-- Start of Record extracts --

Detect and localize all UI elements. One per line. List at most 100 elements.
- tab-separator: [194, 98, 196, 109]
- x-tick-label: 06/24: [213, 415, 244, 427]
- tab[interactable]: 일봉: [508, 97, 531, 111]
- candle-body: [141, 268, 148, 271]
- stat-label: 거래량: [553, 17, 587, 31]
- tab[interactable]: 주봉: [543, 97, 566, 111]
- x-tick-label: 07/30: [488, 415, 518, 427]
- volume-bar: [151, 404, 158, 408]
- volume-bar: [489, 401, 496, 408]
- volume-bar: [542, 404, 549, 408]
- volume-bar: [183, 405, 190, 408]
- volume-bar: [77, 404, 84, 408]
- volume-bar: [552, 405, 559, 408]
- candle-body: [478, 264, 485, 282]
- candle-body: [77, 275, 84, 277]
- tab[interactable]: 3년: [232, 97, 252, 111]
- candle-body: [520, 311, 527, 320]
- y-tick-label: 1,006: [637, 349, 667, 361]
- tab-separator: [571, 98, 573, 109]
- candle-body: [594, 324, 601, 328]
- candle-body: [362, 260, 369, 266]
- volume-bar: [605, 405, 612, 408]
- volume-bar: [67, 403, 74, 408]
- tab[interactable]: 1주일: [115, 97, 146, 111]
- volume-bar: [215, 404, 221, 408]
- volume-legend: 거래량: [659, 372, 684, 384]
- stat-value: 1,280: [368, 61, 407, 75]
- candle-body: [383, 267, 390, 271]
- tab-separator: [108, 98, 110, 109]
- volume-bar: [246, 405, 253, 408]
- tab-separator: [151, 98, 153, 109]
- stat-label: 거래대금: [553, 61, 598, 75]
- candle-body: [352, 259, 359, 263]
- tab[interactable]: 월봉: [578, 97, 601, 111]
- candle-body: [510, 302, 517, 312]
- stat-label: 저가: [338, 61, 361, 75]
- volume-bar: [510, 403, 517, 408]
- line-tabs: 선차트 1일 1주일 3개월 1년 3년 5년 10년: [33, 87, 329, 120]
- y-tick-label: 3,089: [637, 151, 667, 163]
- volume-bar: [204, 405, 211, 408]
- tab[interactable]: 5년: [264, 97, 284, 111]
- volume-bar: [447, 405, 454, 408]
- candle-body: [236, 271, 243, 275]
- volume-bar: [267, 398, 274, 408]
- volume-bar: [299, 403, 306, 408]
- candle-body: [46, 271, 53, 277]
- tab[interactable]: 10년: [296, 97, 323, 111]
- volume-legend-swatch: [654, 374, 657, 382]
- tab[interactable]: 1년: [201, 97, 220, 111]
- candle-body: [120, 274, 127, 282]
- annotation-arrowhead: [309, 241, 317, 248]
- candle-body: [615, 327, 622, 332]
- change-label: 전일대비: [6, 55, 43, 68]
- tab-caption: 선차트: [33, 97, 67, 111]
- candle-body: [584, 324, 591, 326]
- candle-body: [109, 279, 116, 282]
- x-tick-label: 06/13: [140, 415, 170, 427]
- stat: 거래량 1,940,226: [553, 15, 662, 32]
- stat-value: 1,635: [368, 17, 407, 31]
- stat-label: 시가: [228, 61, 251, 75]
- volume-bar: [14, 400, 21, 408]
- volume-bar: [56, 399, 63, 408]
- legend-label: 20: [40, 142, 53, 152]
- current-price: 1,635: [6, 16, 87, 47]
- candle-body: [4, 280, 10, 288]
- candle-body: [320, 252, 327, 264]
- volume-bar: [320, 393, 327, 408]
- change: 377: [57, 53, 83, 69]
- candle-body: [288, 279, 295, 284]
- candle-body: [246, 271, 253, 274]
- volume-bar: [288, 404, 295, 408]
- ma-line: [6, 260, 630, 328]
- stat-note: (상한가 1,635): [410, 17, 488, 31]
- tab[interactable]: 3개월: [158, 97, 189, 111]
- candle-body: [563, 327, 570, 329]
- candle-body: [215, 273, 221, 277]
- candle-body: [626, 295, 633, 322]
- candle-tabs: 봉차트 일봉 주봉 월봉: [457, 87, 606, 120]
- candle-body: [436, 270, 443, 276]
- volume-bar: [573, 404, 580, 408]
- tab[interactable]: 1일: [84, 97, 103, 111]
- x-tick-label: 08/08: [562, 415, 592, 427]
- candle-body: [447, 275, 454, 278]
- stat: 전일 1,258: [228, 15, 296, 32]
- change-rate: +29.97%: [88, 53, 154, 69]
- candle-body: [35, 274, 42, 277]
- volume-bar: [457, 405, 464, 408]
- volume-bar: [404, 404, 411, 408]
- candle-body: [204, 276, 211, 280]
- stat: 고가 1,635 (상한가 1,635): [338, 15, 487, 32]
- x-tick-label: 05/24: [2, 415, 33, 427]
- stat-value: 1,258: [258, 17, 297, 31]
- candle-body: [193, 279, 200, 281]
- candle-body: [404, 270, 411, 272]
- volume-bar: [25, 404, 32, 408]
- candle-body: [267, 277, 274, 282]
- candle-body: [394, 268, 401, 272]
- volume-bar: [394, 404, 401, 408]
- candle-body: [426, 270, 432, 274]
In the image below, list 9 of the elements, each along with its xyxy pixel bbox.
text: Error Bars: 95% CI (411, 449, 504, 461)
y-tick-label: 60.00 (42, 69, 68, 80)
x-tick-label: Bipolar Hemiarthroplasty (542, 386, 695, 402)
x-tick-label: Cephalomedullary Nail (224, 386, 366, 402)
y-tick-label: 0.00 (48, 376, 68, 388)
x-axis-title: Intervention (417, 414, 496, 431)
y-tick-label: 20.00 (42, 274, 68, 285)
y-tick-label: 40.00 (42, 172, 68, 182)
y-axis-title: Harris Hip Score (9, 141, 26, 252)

-- End of Record extracts --

▶ _Problem to solve_: Pull every line out of the items above and reproduce each one unchanged.

▶ _Task answer_:
Detect and localize all UI elements. One per line. List at most 100 elements.
- tab-separator: [194, 98, 196, 109]
- x-tick-label: 06/24: [213, 415, 244, 427]
- tab[interactable]: 일봉: [508, 97, 531, 111]
- candle-body: [141, 268, 148, 271]
- stat-label: 거래량: [553, 17, 587, 31]
- tab[interactable]: 주봉: [543, 97, 566, 111]
- x-tick-label: 07/30: [488, 415, 518, 427]
- volume-bar: [151, 404, 158, 408]
- volume-bar: [489, 401, 496, 408]
- volume-bar: [542, 404, 549, 408]
- volume-bar: [183, 405, 190, 408]
- volume-bar: [77, 404, 84, 408]
- volume-bar: [552, 405, 559, 408]
- candle-body: [478, 264, 485, 282]
- candle-body: [77, 275, 84, 277]
- tab[interactable]: 3년: [232, 97, 252, 111]
- candle-body: [520, 311, 527, 320]
- y-tick-label: 1,006: [637, 349, 667, 361]
- tab-separator: [571, 98, 573, 109]
- candle-body: [594, 324, 601, 328]
- candle-body: [362, 260, 369, 266]
- volume-bar: [605, 405, 612, 408]
- volume-bar: [67, 403, 74, 408]
- tab[interactable]: 1주일: [115, 97, 146, 111]
- volume-bar: [215, 404, 221, 408]
- volume-legend: 거래량: [659, 372, 684, 384]
- stat-value: 1,280: [368, 61, 407, 75]
- candle-body: [383, 267, 390, 271]
- tab-separator: [108, 98, 110, 109]
- volume-bar: [246, 405, 253, 408]
- tab-separator: [151, 98, 153, 109]
- stat-label: 거래대금: [553, 61, 598, 75]
- candle-body: [352, 259, 359, 263]
- tab[interactable]: 월봉: [578, 97, 601, 111]
- candle-body: [510, 302, 517, 312]
- stat-label: 저가: [338, 61, 361, 75]
- volume-bar: [510, 403, 517, 408]
- line-tabs: 선차트 1일 1주일 3개월 1년 3년 5년 10년: [33, 87, 329, 120]
- y-tick-label: 3,089: [637, 151, 667, 163]
- volume-bar: [204, 405, 211, 408]
- tab[interactable]: 5년: [264, 97, 284, 111]
- volume-bar: [447, 405, 454, 408]
- candle-body: [236, 271, 243, 275]
- volume-bar: [267, 398, 274, 408]
- volume-bar: [299, 403, 306, 408]
- candle-body: [46, 271, 53, 277]
- tab[interactable]: 10년: [296, 97, 323, 111]
- volume-legend-swatch: [654, 374, 657, 382]
- tab[interactable]: 1년: [201, 97, 220, 111]
- candle-body: [120, 274, 127, 282]
- annotation-arrowhead: [309, 241, 317, 248]
- candle-body: [615, 327, 622, 332]
- change-label: 전일대비: [6, 55, 43, 68]
- tab-caption: 선차트: [33, 97, 67, 111]
- candle-body: [584, 324, 591, 326]
- candle-body: [109, 279, 116, 282]
- x-tick-label: 06/13: [140, 415, 170, 427]
- stat: 거래량 1,940,226: [553, 15, 662, 32]
- stat-value: 1,635: [368, 17, 407, 31]
- stat-label: 시가: [228, 61, 251, 75]
- volume-bar: [14, 400, 21, 408]
- volume-bar: [56, 399, 63, 408]
- legend-label: 20: [40, 142, 53, 152]
- current-price: 1,635: [6, 16, 87, 47]
- candle-body: [4, 280, 10, 288]
- candle-body: [320, 252, 327, 264]
- volume-bar: [320, 393, 327, 408]
- change: 377: [57, 53, 83, 69]
- candle-body: [288, 279, 295, 284]
- candle-body: [246, 271, 253, 274]
- volume-bar: [288, 404, 295, 408]
- ma-line: [6, 260, 630, 328]
- stat-note: (상한가 1,635): [410, 17, 488, 31]
- tab[interactable]: 3개월: [158, 97, 189, 111]
- candle-body: [563, 327, 570, 329]
- candle-body: [215, 273, 221, 277]
- candle-body: [626, 295, 633, 322]
- candle-tabs: 봉차트 일봉 주봉 월봉: [457, 87, 606, 120]
- candle-body: [436, 270, 443, 276]
- volume-bar: [573, 404, 580, 408]
- tab[interactable]: 1일: [84, 97, 103, 111]
- x-tick-label: 08/08: [562, 415, 592, 427]
- candle-body: [447, 275, 454, 278]
- stat: 전일 1,258: [228, 15, 296, 32]
- change-rate: +29.97%: [88, 53, 154, 69]
- candle-body: [35, 274, 42, 277]
- volume-bar: [457, 405, 464, 408]
- volume-bar: [404, 404, 411, 408]
- candle-body: [204, 276, 211, 280]
- stat: 고가 1,635 (상한가 1,635): [338, 15, 487, 32]
- x-tick-label: 05/24: [2, 415, 33, 427]
- stat-value: 1,258: [258, 17, 297, 31]
- candle-body: [193, 279, 200, 281]
- candle-body: [404, 270, 411, 272]
- volume-bar: [25, 404, 32, 408]
- candle-body: [267, 277, 274, 282]
- candle-body: [394, 268, 401, 272]
- volume-bar: [394, 404, 401, 408]
- candle-body: [426, 270, 432, 274]
In the image below, list 9 of the elements, each along with its xyxy pixel bbox.
text: Error Bars: 95% CI (411, 449, 504, 461)
y-tick-label: 60.00 (42, 69, 68, 80)
x-tick-label: Bipolar Hemiarthroplasty (542, 386, 695, 402)
x-tick-label: Cephalomedullary Nail (224, 386, 366, 402)
y-tick-label: 0.00 (48, 376, 68, 388)
x-axis-title: Intervention (417, 414, 496, 431)
y-tick-label: 20.00 (42, 274, 68, 285)
y-tick-label: 40.00 (42, 172, 68, 182)
y-axis-title: Harris Hip Score (9, 141, 26, 252)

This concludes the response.